Stated exercise - From the entries below, say how many lines carry the word "include", and give nothing but the number.

Dataset items -
┄┄┄┄┄┄┄┄┄┄

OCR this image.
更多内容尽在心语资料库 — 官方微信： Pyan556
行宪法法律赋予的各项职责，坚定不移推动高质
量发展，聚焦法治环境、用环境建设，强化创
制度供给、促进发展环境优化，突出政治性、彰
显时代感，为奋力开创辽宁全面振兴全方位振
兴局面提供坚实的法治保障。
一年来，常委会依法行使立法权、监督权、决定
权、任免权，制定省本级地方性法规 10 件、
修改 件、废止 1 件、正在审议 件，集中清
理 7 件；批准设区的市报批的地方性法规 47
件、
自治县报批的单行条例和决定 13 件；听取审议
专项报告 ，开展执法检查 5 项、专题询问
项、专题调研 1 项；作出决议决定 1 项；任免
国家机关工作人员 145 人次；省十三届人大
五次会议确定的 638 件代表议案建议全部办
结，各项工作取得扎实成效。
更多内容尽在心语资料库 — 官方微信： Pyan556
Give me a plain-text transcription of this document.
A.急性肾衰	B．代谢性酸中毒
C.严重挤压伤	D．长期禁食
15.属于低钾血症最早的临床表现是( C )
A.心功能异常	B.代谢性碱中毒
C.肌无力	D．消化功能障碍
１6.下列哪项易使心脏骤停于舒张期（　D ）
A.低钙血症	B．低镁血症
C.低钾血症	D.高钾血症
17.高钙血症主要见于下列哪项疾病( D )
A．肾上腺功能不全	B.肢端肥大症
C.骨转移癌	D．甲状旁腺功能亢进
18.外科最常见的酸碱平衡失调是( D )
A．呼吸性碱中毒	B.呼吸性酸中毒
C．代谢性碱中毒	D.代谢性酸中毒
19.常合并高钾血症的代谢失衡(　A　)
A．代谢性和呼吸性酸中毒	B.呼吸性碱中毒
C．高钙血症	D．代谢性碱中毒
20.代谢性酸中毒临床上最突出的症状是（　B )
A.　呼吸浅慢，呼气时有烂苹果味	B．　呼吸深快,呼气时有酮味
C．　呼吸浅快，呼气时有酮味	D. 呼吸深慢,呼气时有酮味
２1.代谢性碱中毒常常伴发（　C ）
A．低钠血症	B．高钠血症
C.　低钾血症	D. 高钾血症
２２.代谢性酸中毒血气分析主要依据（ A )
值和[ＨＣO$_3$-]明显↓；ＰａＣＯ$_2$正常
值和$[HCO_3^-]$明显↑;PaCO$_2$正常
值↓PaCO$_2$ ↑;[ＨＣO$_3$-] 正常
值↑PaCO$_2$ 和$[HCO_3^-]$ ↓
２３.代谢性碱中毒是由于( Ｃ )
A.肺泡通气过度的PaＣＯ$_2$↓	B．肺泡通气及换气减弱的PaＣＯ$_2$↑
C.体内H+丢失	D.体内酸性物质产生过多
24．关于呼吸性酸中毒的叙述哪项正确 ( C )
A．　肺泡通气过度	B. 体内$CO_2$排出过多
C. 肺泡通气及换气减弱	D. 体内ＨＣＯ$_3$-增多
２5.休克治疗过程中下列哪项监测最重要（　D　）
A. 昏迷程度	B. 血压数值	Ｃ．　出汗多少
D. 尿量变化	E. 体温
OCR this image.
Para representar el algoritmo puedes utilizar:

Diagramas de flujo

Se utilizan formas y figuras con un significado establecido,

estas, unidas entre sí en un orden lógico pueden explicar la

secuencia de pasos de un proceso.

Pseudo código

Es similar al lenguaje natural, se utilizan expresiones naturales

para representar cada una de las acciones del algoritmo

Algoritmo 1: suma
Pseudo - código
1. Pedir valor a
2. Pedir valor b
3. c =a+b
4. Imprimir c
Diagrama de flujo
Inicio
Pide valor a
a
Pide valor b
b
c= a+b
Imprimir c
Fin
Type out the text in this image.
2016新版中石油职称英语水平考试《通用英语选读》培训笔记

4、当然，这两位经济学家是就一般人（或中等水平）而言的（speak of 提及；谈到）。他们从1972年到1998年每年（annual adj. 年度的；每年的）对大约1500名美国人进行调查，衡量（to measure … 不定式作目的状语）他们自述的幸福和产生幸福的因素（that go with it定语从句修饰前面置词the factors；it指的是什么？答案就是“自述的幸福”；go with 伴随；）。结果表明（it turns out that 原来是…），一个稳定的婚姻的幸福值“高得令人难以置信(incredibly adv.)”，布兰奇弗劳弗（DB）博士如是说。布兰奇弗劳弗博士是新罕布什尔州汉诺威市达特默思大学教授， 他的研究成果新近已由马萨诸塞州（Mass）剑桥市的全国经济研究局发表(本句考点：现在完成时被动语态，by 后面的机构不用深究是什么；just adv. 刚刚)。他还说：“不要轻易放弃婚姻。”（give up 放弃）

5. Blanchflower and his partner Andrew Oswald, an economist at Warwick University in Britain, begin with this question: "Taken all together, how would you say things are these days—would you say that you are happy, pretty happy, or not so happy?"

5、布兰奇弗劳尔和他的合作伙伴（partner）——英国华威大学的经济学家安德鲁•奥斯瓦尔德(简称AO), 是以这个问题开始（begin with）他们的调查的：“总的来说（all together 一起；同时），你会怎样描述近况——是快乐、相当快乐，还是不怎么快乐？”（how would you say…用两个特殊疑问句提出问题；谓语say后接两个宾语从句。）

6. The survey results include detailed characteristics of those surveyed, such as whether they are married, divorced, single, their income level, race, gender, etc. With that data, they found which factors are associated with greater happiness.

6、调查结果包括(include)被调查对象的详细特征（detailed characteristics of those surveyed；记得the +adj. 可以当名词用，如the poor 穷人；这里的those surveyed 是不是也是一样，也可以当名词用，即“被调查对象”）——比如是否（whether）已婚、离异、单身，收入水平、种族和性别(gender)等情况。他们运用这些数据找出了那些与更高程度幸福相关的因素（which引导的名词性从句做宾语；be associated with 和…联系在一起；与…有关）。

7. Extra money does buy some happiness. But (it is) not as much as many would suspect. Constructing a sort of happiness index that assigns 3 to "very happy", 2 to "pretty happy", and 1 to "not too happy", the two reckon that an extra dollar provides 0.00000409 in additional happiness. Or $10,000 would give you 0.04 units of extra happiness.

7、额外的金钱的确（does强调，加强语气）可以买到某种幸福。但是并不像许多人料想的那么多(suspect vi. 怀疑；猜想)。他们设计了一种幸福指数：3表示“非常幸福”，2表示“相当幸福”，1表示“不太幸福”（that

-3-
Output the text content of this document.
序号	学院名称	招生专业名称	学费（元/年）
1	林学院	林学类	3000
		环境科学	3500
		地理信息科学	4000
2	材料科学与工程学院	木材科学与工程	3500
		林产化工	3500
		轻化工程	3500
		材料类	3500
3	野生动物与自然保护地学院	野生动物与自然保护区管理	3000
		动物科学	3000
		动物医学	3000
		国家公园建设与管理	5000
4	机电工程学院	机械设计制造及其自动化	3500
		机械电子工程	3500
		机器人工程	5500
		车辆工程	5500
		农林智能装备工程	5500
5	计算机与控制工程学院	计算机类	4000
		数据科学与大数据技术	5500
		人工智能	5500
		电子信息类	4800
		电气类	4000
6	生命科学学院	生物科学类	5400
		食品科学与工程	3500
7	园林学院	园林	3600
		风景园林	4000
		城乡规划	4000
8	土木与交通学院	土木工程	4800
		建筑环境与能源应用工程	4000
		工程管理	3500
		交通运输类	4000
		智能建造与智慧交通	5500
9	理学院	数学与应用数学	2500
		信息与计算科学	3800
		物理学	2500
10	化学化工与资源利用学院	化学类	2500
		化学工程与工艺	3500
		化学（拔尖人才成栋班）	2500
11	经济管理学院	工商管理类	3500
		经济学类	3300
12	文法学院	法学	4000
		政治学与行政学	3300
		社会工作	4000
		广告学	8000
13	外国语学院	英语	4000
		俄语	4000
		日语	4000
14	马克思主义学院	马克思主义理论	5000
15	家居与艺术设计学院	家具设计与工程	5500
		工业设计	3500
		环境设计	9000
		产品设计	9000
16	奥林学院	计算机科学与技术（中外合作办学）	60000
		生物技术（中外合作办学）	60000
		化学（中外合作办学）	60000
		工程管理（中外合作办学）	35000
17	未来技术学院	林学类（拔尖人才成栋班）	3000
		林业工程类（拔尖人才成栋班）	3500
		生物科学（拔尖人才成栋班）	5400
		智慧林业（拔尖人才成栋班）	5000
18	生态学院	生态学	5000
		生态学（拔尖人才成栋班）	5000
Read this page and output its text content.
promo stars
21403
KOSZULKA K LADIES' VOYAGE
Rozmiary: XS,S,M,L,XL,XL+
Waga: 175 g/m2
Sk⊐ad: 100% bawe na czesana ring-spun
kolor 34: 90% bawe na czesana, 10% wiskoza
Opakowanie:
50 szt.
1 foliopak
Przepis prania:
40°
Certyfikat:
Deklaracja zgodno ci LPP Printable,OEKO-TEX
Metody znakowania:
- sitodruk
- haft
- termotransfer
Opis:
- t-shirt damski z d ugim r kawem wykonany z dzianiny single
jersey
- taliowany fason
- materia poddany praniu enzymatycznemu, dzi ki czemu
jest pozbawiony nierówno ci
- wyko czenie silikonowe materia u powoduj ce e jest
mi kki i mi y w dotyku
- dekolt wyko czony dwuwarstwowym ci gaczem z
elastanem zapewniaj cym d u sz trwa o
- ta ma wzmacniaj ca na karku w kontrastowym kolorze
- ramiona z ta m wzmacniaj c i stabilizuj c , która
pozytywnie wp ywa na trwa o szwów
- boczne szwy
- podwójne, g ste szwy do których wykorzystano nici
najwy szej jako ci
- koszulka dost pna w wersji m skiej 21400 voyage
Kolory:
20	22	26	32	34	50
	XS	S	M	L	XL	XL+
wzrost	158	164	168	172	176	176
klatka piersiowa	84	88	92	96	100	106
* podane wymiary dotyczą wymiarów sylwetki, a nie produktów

┄┄┄┄┄┄┄┄┄┄

Solution to the problem - 2